**Exercise requirements**.
Report how many lines in the listing below include the word "median". Write nothing besides the number.

Recorded data:
•••
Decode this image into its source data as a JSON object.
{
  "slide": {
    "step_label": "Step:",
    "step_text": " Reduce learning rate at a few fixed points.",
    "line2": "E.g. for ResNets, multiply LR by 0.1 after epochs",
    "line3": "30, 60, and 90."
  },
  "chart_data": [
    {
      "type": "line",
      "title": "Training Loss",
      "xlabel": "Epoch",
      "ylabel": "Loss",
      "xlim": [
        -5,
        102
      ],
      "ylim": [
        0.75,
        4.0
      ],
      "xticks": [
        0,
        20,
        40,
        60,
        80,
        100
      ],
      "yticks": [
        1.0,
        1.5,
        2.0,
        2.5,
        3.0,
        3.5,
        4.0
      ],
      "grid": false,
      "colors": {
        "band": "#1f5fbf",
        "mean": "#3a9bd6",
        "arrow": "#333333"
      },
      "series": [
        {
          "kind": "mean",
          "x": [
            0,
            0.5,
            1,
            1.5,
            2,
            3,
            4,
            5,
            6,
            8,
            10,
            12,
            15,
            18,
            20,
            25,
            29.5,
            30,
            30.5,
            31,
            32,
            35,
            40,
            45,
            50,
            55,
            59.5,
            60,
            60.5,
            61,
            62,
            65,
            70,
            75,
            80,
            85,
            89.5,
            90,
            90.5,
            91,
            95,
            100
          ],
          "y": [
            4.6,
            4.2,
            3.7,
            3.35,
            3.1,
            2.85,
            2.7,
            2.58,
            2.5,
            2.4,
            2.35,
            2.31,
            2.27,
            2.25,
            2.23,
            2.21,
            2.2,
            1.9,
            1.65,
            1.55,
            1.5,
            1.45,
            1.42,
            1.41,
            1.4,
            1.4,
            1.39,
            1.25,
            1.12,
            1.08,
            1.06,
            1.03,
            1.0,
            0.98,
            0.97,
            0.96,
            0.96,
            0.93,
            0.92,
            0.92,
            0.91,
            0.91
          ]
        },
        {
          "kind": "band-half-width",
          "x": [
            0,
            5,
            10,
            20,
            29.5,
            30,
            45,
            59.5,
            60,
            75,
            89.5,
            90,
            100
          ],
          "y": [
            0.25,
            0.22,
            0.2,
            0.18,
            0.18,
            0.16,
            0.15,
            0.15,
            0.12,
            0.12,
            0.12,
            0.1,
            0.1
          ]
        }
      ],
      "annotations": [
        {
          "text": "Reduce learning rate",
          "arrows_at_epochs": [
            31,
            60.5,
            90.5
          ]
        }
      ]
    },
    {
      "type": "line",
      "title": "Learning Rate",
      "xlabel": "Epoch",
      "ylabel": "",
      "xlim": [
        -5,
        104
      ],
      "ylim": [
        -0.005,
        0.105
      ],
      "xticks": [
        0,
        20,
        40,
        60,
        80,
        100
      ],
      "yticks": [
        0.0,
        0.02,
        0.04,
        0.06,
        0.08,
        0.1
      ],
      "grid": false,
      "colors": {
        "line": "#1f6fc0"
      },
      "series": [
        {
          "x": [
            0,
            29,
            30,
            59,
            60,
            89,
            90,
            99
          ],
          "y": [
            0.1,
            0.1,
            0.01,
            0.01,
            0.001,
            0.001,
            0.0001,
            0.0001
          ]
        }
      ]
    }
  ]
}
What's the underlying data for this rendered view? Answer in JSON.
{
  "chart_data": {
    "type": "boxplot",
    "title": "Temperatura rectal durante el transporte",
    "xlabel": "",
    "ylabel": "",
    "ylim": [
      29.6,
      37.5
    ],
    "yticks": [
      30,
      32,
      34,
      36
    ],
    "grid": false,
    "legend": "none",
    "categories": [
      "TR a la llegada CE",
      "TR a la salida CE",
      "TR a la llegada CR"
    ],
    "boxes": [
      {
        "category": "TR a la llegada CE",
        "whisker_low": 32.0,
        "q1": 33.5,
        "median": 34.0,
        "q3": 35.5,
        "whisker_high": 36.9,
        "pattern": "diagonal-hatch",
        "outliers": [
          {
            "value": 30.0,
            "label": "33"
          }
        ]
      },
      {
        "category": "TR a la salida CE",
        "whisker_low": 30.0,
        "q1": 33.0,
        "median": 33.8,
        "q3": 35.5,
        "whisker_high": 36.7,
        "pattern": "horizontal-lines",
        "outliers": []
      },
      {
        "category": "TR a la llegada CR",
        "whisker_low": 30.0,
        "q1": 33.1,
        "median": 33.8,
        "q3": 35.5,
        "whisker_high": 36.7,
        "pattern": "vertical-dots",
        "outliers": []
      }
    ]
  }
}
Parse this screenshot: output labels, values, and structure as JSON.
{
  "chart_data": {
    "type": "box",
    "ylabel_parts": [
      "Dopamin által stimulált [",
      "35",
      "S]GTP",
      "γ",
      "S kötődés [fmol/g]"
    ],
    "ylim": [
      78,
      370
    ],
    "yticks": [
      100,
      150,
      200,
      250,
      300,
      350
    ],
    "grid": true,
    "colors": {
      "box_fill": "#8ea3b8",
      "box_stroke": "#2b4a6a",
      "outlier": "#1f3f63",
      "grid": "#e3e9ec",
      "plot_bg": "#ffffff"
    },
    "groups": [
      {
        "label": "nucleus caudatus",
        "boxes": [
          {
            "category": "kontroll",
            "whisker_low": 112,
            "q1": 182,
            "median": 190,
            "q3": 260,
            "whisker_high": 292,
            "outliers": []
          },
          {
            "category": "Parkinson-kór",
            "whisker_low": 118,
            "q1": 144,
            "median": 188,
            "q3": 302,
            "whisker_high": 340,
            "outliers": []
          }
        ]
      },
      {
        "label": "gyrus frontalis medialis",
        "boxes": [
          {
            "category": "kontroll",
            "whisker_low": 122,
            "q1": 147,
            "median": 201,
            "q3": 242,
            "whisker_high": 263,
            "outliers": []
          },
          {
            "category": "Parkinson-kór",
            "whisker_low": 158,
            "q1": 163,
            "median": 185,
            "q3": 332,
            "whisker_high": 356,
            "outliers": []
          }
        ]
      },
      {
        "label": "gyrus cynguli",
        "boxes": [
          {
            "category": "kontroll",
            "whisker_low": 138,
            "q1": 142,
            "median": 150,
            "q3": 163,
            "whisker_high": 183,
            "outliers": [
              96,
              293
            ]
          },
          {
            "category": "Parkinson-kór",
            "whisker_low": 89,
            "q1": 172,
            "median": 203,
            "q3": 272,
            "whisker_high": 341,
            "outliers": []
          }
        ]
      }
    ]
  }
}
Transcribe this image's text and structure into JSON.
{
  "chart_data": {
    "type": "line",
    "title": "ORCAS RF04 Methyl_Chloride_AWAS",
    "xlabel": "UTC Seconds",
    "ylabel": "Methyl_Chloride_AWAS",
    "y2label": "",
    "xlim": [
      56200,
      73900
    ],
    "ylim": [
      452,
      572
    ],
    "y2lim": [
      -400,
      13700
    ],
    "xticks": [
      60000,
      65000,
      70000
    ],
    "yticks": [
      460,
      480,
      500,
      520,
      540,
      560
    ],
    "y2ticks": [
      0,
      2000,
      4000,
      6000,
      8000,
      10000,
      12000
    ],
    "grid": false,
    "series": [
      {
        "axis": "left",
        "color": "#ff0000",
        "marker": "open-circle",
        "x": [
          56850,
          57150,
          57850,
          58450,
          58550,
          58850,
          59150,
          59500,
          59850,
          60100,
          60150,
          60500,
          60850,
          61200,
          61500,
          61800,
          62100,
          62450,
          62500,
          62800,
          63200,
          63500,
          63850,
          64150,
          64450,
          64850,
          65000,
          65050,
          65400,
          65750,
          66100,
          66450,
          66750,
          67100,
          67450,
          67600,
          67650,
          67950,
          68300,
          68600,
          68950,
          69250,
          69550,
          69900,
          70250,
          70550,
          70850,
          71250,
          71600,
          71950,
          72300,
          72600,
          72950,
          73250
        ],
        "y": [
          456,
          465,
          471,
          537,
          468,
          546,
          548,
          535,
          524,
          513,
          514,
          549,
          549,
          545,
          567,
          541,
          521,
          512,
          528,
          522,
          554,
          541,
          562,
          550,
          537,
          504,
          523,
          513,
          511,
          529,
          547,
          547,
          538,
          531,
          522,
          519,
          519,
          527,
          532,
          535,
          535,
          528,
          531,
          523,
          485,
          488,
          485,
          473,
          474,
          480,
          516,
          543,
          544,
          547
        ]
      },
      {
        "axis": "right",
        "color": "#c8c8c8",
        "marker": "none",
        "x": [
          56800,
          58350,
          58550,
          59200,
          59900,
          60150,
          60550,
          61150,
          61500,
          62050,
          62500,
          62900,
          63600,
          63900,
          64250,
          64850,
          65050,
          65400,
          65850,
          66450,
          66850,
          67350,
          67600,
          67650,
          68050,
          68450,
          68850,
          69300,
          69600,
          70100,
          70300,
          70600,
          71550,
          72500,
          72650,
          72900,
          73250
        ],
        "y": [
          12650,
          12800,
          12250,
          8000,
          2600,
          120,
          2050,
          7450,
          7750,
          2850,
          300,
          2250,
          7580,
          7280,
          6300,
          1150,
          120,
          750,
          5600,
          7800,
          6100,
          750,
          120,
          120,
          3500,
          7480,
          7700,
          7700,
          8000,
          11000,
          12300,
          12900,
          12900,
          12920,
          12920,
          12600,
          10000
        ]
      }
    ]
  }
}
•••
**Complete output**.
9